# Entries taken from a collection
■ ■ ■ ■ ■ ■ ■

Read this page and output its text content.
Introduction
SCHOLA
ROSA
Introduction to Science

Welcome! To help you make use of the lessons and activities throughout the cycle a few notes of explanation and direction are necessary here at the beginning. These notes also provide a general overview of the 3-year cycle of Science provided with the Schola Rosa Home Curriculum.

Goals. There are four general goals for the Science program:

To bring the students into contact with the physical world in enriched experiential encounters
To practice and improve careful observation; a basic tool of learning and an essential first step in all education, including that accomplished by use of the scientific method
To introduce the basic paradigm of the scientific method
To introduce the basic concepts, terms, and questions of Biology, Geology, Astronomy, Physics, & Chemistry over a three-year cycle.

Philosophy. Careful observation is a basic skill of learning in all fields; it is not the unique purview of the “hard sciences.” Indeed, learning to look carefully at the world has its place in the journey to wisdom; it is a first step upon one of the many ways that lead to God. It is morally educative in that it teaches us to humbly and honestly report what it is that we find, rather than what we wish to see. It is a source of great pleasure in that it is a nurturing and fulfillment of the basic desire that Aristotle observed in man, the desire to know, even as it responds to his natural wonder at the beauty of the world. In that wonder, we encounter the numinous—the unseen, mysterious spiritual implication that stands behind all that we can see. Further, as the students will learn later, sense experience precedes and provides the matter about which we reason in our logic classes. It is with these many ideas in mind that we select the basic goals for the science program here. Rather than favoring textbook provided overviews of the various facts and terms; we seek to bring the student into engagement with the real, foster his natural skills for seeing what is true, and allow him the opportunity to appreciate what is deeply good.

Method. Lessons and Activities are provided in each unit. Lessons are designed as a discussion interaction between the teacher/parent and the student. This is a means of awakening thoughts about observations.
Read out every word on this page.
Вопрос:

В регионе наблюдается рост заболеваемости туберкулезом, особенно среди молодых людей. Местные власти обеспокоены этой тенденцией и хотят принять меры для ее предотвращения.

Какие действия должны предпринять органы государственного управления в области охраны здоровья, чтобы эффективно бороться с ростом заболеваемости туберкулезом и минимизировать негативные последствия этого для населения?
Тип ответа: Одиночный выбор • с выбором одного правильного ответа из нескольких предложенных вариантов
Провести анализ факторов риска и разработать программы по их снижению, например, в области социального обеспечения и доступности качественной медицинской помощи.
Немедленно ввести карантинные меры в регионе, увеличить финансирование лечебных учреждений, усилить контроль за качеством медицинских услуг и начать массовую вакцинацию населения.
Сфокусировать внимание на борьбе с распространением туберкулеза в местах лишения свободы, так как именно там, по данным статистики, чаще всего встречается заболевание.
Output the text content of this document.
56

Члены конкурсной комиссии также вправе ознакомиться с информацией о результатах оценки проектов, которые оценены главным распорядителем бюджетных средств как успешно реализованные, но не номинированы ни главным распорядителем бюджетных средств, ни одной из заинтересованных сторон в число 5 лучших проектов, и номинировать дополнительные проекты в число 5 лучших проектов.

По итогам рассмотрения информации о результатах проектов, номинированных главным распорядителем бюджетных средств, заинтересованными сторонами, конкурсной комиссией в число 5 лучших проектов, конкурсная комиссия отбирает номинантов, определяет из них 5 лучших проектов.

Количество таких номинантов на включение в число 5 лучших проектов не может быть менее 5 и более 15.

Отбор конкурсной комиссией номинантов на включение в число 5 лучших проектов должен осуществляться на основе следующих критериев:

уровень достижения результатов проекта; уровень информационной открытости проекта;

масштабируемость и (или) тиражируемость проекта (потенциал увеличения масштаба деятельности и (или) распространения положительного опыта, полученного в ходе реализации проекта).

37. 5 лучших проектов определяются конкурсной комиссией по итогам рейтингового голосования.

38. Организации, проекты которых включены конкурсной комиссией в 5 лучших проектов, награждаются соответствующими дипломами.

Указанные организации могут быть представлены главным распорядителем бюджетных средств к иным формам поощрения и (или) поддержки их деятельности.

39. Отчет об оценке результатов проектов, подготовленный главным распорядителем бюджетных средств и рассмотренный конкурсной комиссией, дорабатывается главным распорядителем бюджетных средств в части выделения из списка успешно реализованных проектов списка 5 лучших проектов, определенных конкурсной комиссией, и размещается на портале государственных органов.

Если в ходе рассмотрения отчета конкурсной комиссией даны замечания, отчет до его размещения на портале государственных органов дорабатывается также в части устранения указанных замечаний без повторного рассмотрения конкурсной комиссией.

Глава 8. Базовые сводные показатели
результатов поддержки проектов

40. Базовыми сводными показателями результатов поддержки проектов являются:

■ ■ ■ ■ ■ ■ ■

# Exercise
Using the records above, copy each line that contains "меры".

# Response to this task
В регионе наблюдается рост заболеваемости туберкулезом, особенно среди молодых людей. Местные власти обеспокоены этой тенденцией и хотят принять меры для ее предотвращения.
Немедленно ввести карантинные меры в регионе, увеличить финансирование лечебных учреждений, усилить контроль за качеством медицинских услуг и начать массовую вакцинацию населения.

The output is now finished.